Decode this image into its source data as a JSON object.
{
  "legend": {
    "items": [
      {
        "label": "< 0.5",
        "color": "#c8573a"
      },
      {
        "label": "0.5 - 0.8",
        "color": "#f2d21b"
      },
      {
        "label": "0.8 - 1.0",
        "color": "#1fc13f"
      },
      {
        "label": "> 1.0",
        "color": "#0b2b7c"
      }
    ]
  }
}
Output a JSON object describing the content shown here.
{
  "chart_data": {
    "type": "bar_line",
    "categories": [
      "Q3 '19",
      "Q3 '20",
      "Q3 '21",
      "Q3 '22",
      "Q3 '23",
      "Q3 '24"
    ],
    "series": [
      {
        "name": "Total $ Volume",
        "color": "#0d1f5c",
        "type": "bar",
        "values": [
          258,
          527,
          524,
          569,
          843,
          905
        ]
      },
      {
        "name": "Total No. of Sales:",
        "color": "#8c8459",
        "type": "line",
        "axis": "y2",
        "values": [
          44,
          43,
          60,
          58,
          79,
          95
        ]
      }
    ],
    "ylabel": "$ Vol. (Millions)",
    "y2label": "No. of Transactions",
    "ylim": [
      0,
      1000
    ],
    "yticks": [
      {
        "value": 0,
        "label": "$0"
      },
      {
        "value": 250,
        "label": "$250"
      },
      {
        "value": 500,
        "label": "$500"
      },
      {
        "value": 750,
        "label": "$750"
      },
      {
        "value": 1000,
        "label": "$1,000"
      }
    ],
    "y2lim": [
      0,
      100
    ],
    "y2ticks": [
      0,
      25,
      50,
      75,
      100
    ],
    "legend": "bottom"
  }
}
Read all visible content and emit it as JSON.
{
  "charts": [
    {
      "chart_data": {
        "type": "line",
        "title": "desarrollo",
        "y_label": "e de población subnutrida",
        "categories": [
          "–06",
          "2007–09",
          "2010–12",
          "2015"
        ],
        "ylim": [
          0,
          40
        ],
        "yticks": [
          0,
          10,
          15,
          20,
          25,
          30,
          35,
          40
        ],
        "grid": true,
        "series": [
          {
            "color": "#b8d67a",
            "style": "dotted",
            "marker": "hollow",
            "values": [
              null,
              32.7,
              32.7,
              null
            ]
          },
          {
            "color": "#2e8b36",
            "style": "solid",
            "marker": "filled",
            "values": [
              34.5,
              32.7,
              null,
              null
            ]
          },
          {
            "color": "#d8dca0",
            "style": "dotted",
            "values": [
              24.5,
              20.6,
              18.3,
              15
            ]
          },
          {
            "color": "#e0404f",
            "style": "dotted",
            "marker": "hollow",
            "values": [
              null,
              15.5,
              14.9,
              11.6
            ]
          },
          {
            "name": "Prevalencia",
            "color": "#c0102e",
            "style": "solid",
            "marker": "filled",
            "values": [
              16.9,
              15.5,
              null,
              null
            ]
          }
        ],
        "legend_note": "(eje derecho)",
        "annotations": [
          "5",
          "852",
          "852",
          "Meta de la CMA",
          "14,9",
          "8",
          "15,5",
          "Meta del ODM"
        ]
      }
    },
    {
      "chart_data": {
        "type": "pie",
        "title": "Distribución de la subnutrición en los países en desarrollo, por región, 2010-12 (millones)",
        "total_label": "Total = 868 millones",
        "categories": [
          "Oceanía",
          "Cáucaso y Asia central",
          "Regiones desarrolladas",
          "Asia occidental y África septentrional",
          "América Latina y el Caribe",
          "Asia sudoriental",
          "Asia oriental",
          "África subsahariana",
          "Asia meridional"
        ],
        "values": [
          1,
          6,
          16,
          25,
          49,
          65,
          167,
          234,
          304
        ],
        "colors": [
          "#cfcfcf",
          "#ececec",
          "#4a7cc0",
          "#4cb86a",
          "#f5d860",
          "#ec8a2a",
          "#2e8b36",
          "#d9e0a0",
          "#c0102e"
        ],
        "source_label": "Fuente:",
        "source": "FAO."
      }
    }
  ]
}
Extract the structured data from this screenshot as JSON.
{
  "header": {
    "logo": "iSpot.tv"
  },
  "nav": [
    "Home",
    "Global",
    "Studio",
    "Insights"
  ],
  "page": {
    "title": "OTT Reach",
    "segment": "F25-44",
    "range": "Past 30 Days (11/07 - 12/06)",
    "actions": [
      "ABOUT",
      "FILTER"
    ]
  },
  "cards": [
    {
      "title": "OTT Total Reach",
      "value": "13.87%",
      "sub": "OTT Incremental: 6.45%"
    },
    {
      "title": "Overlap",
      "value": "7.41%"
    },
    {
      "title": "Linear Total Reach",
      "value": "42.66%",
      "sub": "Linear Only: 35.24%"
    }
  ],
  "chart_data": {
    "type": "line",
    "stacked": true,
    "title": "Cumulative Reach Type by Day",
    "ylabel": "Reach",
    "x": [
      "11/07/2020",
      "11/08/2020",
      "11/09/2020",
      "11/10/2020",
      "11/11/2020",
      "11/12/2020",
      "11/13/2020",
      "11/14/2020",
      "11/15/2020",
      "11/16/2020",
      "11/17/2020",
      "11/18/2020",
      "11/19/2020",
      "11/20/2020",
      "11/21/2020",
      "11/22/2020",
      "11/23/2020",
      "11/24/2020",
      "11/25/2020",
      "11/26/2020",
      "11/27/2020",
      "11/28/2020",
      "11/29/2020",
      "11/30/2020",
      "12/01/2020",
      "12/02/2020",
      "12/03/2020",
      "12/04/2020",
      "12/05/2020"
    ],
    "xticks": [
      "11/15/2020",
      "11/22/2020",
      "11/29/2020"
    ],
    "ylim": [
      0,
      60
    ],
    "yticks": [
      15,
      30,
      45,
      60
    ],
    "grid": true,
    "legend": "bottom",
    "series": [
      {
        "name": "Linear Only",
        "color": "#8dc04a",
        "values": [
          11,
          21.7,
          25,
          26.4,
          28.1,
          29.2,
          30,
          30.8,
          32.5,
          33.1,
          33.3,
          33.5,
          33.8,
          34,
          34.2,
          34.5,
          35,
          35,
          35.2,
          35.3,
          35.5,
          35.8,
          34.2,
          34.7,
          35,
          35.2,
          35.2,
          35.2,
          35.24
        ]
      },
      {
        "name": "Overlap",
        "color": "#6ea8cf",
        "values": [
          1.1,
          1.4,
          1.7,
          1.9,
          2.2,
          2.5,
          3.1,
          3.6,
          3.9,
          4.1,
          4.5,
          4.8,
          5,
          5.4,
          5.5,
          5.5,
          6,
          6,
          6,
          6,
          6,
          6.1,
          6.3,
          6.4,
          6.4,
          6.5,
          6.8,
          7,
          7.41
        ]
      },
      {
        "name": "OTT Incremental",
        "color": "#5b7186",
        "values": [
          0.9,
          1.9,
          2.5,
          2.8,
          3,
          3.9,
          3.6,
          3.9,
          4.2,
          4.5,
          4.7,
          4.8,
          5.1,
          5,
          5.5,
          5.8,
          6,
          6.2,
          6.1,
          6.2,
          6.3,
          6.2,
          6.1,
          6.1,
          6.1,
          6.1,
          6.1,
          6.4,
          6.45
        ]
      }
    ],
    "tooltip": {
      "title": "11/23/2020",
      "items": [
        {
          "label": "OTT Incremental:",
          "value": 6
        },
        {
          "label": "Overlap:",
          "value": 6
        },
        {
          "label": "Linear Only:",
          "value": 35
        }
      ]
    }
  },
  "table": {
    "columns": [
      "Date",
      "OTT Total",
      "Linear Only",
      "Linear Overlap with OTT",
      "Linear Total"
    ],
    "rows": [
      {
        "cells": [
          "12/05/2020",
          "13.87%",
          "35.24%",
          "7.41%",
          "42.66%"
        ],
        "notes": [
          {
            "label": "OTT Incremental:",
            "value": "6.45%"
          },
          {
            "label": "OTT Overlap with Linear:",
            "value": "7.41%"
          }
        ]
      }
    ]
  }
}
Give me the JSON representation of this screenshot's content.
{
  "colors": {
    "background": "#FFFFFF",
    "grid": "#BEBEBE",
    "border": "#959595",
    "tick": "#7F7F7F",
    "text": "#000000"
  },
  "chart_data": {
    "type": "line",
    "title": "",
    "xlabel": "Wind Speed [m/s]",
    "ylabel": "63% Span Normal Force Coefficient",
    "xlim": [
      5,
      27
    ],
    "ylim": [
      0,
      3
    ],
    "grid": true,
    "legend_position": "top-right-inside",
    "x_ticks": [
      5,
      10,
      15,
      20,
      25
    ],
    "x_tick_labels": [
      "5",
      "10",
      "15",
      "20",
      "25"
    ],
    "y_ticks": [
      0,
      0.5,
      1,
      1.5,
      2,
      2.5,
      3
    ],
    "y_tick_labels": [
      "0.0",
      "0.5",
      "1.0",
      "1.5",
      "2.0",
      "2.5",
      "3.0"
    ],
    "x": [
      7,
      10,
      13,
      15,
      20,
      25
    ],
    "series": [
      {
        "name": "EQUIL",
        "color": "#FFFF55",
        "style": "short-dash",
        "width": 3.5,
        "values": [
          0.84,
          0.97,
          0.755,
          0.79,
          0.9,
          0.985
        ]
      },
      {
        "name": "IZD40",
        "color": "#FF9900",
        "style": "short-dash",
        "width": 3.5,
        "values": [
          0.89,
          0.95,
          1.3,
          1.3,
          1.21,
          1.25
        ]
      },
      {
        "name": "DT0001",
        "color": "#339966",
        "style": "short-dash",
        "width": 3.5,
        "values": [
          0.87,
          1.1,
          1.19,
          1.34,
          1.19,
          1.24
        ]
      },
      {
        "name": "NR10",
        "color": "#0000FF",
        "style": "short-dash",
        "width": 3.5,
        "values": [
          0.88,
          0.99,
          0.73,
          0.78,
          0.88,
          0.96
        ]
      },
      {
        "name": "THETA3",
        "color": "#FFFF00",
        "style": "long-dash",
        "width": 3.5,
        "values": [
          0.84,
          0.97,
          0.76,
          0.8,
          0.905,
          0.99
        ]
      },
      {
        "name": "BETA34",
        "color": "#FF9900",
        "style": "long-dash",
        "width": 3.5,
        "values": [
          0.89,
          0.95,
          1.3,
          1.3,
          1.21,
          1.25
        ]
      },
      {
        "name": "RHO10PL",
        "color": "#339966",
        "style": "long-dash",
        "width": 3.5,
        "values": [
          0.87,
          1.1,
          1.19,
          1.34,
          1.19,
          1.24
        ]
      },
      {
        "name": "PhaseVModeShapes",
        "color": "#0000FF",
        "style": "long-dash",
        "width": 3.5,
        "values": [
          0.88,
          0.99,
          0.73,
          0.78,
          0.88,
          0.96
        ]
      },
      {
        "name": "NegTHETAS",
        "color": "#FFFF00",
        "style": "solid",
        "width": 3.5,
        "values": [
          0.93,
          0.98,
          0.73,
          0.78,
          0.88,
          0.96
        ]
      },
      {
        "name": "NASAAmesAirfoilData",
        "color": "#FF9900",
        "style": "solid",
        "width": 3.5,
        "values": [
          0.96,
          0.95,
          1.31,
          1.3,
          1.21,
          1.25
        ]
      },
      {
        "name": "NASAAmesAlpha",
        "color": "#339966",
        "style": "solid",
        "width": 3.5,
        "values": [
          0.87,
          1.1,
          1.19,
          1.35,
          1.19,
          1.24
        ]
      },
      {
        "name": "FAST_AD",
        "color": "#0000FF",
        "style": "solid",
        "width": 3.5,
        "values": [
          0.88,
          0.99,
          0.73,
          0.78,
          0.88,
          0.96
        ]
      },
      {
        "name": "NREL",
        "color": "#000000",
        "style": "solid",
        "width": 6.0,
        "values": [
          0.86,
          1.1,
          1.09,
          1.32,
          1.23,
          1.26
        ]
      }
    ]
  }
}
+ + +
Extract, from the material above, each line holding the word "desarrollo".

TASK OUTPUT:
        "title": "desarrollo",
        "title": "Distribución de la subnutrición en los países en desarrollo, por región, 2010-12 (millones)",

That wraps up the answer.